Stated exercise:
Select and reproduce each line of the listing below that bears the string "such".
▬▬▬▬▬▬▬▬▬▬
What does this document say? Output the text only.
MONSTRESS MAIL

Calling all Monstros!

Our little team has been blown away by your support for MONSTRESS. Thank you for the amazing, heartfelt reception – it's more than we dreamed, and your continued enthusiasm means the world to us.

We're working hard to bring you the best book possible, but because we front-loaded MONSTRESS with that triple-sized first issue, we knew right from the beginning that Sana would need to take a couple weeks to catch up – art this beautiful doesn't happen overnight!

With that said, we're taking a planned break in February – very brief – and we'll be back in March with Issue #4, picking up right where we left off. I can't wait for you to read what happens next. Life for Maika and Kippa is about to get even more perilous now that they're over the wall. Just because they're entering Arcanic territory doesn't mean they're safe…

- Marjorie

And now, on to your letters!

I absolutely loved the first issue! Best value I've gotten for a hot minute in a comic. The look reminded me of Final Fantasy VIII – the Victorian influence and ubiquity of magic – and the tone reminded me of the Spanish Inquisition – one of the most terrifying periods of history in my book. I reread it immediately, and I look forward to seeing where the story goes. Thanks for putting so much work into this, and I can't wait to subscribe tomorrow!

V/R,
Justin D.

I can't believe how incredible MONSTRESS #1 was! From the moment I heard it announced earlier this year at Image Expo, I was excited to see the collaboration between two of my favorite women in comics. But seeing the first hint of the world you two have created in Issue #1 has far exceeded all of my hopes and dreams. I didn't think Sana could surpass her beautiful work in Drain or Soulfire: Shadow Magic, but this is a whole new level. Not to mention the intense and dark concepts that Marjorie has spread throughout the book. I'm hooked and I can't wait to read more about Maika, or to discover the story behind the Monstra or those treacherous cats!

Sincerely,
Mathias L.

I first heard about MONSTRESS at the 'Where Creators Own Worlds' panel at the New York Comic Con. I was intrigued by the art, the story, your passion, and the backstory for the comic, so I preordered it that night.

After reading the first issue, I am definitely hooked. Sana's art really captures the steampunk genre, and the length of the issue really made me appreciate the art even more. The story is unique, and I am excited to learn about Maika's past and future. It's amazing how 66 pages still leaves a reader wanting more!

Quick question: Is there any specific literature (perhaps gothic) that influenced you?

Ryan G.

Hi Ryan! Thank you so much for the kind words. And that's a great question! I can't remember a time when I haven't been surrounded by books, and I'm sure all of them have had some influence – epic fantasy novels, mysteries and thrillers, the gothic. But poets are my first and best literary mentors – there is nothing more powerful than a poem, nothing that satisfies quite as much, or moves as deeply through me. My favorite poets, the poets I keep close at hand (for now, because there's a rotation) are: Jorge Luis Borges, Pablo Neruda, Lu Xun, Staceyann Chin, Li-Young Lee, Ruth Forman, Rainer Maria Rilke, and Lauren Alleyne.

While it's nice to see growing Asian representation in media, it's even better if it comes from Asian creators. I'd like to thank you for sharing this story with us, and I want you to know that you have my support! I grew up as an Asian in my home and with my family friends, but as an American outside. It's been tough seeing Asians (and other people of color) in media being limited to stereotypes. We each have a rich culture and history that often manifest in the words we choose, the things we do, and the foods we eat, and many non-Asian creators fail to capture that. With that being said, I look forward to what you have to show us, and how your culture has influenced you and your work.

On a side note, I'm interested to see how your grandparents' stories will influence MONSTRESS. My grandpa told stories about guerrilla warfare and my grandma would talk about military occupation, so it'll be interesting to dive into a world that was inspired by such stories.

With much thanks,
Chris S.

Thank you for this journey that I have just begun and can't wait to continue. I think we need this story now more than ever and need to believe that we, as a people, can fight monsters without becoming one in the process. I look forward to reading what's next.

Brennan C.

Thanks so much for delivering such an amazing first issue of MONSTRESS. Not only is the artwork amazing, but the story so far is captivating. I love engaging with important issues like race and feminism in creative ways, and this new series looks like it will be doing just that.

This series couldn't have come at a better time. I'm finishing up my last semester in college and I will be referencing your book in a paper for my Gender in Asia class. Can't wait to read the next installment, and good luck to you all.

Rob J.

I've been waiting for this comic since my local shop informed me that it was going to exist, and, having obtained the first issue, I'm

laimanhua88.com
▬▬▬▬▬▬▬▬▬▬
Final result:
On a side note, I'm interested to see how your grandparents' stories will influence MONSTRESS. My grandpa told stories about guerrilla warfare and my grandma would talk about military occupation, so it'll be interesting to dive into a world that was inspired by such stories.
Thanks so much for delivering such an amazing first issue of MONSTRESS. Not only is the artwork amazing, but the story so far is captivating. I love engaging with important issues like race and feminism in creative ways, and this new series looks like it will be doing just that.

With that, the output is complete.